Stored data
======

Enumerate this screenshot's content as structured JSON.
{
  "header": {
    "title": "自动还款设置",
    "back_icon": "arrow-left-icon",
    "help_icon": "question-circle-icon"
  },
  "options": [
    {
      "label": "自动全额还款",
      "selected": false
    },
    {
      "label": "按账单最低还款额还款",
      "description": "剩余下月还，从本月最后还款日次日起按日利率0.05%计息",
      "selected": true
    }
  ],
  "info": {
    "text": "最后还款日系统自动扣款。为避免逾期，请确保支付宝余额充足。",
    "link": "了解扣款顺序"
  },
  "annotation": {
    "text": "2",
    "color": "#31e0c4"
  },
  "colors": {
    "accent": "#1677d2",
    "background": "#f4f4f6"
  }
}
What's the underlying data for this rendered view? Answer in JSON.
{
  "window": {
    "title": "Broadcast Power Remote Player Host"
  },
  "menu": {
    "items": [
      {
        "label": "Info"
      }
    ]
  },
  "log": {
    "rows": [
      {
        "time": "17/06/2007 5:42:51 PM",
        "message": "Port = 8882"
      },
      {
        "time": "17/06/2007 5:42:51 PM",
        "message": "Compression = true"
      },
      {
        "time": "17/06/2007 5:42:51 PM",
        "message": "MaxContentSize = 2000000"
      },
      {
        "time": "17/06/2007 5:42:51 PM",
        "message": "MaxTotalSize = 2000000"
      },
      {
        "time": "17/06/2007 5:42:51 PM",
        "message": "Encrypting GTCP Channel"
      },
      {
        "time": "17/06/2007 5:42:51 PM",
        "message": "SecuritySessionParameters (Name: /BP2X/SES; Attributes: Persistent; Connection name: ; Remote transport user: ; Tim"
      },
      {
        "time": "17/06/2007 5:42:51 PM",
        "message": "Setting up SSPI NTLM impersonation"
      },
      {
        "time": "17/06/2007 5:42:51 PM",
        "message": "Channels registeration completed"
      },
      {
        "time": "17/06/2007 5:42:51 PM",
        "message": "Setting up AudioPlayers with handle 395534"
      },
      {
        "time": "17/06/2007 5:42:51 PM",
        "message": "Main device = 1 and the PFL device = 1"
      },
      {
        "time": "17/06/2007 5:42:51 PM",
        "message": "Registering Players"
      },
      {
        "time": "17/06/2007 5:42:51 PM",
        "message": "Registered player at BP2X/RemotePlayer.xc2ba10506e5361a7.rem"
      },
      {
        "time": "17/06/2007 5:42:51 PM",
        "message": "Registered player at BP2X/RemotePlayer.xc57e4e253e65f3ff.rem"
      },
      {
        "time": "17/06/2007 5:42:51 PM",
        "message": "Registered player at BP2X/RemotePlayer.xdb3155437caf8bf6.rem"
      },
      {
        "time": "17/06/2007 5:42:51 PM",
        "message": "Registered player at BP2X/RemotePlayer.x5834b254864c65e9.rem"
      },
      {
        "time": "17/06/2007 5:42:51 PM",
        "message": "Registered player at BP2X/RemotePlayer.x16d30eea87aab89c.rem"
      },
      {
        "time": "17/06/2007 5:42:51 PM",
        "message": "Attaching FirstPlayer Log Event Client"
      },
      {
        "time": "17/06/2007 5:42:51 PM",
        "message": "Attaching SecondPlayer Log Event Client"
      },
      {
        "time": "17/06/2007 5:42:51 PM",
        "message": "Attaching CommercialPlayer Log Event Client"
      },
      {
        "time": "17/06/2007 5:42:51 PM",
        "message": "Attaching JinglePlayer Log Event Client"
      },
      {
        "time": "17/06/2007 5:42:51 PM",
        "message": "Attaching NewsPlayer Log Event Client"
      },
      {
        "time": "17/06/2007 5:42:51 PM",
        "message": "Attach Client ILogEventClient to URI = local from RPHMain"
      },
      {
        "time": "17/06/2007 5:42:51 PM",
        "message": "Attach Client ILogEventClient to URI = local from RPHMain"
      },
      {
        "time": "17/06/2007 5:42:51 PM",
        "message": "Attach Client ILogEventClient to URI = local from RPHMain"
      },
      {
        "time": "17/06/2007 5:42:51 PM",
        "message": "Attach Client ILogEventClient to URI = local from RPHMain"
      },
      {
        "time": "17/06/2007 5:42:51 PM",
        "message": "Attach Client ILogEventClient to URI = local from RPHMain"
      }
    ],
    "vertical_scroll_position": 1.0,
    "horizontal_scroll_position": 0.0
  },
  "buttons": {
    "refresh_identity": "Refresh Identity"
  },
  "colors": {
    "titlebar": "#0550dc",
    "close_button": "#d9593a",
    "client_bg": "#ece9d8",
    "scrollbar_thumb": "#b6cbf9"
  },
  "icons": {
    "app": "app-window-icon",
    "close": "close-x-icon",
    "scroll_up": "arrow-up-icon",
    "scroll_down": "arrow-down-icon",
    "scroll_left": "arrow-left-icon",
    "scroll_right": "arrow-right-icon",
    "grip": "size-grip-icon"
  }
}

======

* [Work instructions]: Give only the number of lines in the material above that include the word "Attaching".

* [Finished exercise]: 5